Task to carry out:
Tell how many lines have the string "Level" in them, and write nothing besides the number.

Data shown:
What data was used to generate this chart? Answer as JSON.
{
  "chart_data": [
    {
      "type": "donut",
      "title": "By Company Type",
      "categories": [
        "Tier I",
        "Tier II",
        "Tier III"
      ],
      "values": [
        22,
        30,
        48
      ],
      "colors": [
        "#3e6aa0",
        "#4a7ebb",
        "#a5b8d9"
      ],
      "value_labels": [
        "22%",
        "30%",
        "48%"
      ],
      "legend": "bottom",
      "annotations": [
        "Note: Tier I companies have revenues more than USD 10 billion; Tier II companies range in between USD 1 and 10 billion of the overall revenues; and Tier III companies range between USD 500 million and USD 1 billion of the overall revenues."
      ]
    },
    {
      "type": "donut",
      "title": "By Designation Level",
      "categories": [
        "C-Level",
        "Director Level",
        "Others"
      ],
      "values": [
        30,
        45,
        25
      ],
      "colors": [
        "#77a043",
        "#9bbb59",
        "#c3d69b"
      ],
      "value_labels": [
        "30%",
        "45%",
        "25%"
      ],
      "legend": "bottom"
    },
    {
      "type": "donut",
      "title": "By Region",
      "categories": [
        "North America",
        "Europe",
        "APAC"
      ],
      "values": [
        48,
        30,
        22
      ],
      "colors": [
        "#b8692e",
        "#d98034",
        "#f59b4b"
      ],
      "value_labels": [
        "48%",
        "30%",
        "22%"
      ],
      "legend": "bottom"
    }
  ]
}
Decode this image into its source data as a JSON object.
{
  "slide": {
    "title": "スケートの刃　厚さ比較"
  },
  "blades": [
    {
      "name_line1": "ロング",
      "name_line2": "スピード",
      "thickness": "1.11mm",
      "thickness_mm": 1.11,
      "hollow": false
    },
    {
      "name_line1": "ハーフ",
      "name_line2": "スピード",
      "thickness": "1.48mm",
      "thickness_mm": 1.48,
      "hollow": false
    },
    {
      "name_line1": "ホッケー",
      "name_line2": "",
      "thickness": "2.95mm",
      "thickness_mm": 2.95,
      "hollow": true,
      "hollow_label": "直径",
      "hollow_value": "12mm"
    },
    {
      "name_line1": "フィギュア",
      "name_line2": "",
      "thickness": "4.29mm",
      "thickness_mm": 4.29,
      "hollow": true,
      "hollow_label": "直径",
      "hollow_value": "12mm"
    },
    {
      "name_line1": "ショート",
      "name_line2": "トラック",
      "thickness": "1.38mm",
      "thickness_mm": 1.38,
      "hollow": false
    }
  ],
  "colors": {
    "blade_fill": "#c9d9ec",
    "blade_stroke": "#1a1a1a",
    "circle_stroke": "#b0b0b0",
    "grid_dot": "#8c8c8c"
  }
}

Task solution:
3